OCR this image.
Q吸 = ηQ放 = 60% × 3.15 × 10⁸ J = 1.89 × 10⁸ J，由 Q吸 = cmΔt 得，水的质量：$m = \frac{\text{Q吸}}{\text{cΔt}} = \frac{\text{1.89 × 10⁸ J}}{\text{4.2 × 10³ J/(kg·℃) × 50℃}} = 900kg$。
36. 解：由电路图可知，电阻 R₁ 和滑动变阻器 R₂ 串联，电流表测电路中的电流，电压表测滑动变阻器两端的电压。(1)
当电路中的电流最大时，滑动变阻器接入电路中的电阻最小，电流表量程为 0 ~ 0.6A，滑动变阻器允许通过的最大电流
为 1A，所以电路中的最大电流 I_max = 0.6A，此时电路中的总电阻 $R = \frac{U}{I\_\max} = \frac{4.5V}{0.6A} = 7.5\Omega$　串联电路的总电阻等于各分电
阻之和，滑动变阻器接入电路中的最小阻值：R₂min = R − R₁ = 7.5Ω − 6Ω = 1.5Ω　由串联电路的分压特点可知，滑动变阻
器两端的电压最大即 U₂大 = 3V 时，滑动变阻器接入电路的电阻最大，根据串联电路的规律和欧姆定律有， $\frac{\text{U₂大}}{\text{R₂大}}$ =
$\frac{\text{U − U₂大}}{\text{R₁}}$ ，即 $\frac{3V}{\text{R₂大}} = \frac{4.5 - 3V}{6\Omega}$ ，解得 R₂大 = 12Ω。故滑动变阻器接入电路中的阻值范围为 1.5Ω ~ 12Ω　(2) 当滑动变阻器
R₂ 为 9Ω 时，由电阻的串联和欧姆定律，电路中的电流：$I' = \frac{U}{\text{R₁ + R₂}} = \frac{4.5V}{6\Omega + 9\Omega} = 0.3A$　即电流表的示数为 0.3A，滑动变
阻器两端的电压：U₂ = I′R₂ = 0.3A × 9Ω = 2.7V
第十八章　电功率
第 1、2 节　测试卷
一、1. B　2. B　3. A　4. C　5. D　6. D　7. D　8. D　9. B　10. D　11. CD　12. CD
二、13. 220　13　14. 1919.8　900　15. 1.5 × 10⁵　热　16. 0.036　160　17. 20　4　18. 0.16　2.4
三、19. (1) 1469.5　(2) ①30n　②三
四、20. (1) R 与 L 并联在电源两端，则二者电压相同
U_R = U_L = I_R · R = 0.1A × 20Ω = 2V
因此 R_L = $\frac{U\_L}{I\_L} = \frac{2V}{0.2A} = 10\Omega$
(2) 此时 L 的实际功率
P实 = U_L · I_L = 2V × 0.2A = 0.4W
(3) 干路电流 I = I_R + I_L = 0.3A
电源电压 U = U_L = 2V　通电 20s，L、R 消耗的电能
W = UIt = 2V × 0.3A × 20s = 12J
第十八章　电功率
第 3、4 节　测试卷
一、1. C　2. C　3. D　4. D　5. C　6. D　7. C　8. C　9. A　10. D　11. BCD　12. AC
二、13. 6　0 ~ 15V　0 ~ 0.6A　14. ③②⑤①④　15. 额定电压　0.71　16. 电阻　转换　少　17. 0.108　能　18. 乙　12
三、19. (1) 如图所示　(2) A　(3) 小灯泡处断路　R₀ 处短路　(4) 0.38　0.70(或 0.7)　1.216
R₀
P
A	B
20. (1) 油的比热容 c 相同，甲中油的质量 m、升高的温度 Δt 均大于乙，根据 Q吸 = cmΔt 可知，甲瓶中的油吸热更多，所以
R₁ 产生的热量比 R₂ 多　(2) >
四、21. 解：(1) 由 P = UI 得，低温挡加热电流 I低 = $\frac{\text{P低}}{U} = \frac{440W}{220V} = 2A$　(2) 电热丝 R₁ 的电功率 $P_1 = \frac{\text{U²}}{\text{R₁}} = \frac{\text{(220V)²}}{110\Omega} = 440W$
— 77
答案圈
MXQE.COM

* * * * *

Exercise requirements:
Gather each line of the listing containing the word "cmΔt" and show it.

Reply to the exercise:
Q吸 = ηQ放 = 60% × 3.15 × 10⁸ J = 1.89 × 10⁸ J，由 Q吸 = cmΔt 得，水的质量：$m = \frac{\text{Q吸}}{\text{cΔt}} = \frac{\text{1.89 × 10⁸ J}}{\text{4.2 × 10³ J/(kg·℃) × 50℃}} = 900kg$。
20. (1) 油的比热容 c 相同，甲中油的质量 m、升高的温度 Δt 均大于乙，根据 Q吸 = cmΔt 可知，甲瓶中的油吸热更多，所以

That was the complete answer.